* Do this *
Using the listing below, extract each line that has the word "SFIA" in it.

[Data extracted from a collection]
-=-=-=-=-

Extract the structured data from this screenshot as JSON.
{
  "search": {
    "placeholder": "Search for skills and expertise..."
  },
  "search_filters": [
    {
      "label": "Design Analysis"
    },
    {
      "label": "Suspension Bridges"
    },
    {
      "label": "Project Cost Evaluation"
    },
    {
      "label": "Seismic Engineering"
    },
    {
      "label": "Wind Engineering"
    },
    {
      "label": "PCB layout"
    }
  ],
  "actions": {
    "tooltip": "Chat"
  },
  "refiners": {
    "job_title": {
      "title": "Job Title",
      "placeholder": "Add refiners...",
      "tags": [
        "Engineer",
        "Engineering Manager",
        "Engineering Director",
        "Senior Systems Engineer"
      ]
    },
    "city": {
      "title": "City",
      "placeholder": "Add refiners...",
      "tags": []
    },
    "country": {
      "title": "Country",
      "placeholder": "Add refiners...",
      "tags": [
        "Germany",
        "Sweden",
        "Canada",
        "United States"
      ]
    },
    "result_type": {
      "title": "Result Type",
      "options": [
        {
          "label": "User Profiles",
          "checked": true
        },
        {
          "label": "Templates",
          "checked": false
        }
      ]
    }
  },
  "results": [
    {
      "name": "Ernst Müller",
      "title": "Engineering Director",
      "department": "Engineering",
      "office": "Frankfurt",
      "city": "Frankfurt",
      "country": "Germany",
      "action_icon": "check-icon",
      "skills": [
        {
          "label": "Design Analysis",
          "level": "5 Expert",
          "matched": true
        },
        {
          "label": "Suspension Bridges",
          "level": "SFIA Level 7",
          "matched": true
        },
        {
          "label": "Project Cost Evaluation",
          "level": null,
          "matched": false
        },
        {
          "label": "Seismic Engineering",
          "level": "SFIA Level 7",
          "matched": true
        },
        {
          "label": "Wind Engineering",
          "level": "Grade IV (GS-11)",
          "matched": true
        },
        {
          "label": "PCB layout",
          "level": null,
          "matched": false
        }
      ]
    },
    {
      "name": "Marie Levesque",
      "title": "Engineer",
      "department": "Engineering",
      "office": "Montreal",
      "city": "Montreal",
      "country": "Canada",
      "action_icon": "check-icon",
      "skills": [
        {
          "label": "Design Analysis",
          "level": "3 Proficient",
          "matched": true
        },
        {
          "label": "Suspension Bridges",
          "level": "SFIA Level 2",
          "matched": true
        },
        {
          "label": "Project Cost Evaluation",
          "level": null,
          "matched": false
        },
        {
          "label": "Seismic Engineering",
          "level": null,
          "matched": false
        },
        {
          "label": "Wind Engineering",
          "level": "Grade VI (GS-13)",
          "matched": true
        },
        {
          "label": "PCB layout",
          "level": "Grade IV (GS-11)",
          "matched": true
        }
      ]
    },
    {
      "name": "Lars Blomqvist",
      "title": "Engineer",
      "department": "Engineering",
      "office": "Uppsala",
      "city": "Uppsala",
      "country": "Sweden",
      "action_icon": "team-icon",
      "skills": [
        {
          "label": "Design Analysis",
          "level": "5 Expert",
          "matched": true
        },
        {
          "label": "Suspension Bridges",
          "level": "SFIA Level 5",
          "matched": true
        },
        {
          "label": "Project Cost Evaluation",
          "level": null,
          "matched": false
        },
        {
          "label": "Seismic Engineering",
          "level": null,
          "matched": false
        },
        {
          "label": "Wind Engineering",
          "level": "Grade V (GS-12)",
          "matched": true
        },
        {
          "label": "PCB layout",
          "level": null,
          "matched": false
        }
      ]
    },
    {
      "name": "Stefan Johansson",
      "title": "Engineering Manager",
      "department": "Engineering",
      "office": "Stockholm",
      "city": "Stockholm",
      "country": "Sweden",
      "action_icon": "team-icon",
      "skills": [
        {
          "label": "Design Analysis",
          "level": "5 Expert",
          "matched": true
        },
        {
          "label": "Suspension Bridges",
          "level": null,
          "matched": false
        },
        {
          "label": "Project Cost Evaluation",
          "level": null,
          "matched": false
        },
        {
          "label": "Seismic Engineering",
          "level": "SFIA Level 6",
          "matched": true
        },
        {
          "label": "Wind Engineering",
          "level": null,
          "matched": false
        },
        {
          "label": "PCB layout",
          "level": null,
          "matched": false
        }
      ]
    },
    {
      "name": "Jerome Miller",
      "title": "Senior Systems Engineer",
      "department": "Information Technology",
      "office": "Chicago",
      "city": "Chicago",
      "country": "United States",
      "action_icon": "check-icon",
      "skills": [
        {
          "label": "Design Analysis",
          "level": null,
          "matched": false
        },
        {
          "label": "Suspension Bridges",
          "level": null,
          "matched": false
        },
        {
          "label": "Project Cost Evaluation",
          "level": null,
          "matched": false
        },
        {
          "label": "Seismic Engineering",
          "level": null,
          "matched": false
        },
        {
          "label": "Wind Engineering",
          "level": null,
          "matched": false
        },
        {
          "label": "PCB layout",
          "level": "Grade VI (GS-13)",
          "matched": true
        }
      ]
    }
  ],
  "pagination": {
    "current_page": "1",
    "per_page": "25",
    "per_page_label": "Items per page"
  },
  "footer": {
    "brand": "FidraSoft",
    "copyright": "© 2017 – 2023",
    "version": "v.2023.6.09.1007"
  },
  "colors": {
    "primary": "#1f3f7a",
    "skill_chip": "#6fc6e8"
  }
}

-=-=-=-=-

* Written answer *
          "level": "SFIA Level 7",
          "level": "SFIA Level 7",
          "level": "SFIA Level 2",
          "level": "SFIA Level 5",
          "level": "SFIA Level 6",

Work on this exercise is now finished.